[Extracts from a graphics dataset]
══════════════════════════════
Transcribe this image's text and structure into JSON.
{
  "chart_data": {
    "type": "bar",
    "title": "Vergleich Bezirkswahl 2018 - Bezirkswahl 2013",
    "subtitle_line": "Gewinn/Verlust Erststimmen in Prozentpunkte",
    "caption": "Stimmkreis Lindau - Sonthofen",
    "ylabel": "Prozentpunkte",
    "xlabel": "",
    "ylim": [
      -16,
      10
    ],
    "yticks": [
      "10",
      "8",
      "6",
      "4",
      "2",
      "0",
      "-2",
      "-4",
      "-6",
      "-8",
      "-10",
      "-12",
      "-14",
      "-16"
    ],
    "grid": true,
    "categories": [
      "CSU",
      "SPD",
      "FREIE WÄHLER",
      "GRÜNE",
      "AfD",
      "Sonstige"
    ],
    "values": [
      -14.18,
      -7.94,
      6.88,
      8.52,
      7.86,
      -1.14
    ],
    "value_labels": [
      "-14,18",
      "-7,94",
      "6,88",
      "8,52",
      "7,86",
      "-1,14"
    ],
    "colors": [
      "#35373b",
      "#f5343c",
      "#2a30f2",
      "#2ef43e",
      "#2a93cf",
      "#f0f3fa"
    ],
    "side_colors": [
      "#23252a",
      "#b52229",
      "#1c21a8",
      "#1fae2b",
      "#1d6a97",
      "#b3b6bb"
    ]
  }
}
══════════════════════════════
## Goal of the exercise
Repeat the lines above exactly.

## Finished exercise
Transcribe this image's text and structure into JSON.
{
  "chart_data": {
    "type": "bar",
    "title": "Vergleich Bezirkswahl 2018 - Bezirkswahl 2013",
    "subtitle_line": "Gewinn/Verlust Erststimmen in Prozentpunkte",
    "caption": "Stimmkreis Lindau - Sonthofen",
    "ylabel": "Prozentpunkte",
    "xlabel": "",
    "ylim": [
      -16,
      10
    ],
    "yticks": [
      "10",
      "8",
      "6",
      "4",
      "2",
      "0",
      "-2",
      "-4",
      "-6",
      "-8",
      "-10",
      "-12",
      "-14",
      "-16"
    ],
    "grid": true,
    "categories": [
      "CSU",
      "SPD",
      "FREIE WÄHLER",
      "GRÜNE",
      "AfD",
      "Sonstige"
    ],
    "values": [
      -14.18,
      -7.94,
      6.88,
      8.52,
      7.86,
      -1.14
    ],
    "value_labels": [
      "-14,18",
      "-7,94",
      "6,88",
      "8,52",
      "7,86",
      "-1,14"
    ],
    "colors": [
      "#35373b",
      "#f5343c",
      "#2a30f2",
      "#2ef43e",
      "#2a93cf",
      "#f0f3fa"
    ],
    "side_colors": [
      "#23252a",
      "#b52229",
      "#1c21a8",
      "#1fae2b",
      "#1d6a97",
      "#b3b6bb"
    ]
  }
}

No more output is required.